● **WHAT YOU WILL DO**
Please format every line of the items below as a Markdown table with two columns, Row and Line. Number the rows in order and leave out any blank lines.

··· DATA TO PROCESS

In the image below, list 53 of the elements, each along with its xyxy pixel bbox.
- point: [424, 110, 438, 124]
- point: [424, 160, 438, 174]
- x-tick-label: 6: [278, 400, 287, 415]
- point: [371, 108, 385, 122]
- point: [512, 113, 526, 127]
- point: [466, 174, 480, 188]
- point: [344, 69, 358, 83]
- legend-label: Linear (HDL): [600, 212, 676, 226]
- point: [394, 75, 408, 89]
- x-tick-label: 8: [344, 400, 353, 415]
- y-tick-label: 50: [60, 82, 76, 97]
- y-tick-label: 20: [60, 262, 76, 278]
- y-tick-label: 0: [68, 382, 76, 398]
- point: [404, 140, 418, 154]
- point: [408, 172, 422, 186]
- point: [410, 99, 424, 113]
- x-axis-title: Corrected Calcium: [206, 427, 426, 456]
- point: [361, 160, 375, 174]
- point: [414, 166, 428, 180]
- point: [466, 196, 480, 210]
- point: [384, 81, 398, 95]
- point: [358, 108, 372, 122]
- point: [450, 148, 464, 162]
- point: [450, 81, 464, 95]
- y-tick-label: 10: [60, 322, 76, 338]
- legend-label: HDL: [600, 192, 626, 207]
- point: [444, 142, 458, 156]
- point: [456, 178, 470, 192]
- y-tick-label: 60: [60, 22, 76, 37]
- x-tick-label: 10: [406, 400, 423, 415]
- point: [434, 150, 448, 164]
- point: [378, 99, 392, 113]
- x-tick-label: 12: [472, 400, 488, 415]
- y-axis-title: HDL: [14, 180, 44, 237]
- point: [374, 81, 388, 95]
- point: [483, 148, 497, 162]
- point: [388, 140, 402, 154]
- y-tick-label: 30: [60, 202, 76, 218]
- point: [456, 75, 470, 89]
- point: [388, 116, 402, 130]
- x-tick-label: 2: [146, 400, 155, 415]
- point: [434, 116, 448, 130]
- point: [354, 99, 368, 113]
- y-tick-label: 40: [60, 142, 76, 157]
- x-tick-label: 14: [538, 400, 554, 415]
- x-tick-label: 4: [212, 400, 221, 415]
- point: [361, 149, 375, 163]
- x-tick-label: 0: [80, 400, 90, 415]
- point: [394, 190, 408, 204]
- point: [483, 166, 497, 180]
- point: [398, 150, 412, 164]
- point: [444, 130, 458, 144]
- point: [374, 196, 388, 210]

······

● **RESULT FOR THIS EXERCISE**
| Row | Line |
|---|---|
| 1 | In the image below, list 53 of the elements, each along with its xyxy pixel bbox. |
| 2 | - point: [424, 110, 438, 124] |
| 3 | - point: [424, 160, 438, 174] |
| 4 | - x-tick-label: 6: [278, 400, 287, 415] |
| 5 | - point: [371, 108, 385, 122] |
| 6 | - point: [512, 113, 526, 127] |
| 7 | - point: [466, 174, 480, 188] |
| 8 | - point: [344, 69, 358, 83] |
| 9 | - legend-label: Linear (HDL): [600, 212, 676, 226] |
| 10 | - point: [394, 75, 408, 89] |
| 11 | - x-tick-label: 8: [344, 400, 353, 415] |
| 12 | - y-tick-label: 50: [60, 82, 76, 97] |
| 13 | - y-tick-label: 20: [60, 262, 76, 278] |
| 14 | - y-tick-label: 0: [68, 382, 76, 398] |
| 15 | - point: [404, 140, 418, 154] |
| 16 | - point: [408, 172, 422, 186] |
| 17 | - point: [410, 99, 424, 113] |
| 18 | - x-axis-title: Corrected Calcium: [206, 427, 426, 456] |
| 19 | - point: [361, 160, 375, 174] |
| 20 | - point: [414, 166, 428, 180] |
| 21 | - point: [466, 196, 480, 210] |
| 22 | - point: [384, 81, 398, 95] |
| 23 | - point: [358, 108, 372, 122] |
| 24 | - point: [450, 148, 464, 162] |
| 25 | - point: [450, 81, 464, 95] |
| 26 | - y-tick-label: 10: [60, 322, 76, 338] |
| 27 | - legend-label: HDL: [600, 192, 626, 207] |
| 28 | - point: [444, 142, 458, 156] |
| 29 | - point: [456, 178, 470, 192] |
| 30 | - y-tick-label: 60: [60, 22, 76, 37] |
| 31 | - x-tick-label: 10: [406, 400, 423, 415] |
| 32 | - point: [434, 150, 448, 164] |
| 33 | - point: [378, 99, 392, 113] |
| 34 | - x-tick-label: 12: [472, 400, 488, 415] |
| 35 | - y-axis-title: HDL: [14, 180, 44, 237] |
| 36 | - point: [374, 81, 388, 95] |
| 37 | - point: [483, 148, 497, 162] |
| 38 | - point: [388, 140, 402, 154] |
| 39 | - y-tick-label: 30: [60, 202, 76, 218] |
| 40 | - point: [456, 75, 470, 89] |
| 41 | - point: [388, 116, 402, 130] |
| 42 | - x-tick-label: 2: [146, 400, 155, 415] |
| 43 | - point: [434, 116, 448, 130] |
| 44 | - point: [354, 99, 368, 113] |
| 45 | - y-tick-label: 40: [60, 142, 76, 157] |
| 46 | - x-tick-label: 14: [538, 400, 554, 415] |
| 47 | - x-tick-label: 4: [212, 400, 221, 415] |
| 48 | - point: [361, 149, 375, 163] |
| 49 | - x-tick-label: 0: [80, 400, 90, 415] |
| 50 | - point: [394, 190, 408, 204] |
| 51 | - point: [483, 166, 497, 180] |
| 52 | - point: [398, 150, 412, 164] |
| 53 | - point: [444, 130, 458, 144] |
| 54 | - point: [374, 196, 388, 210] |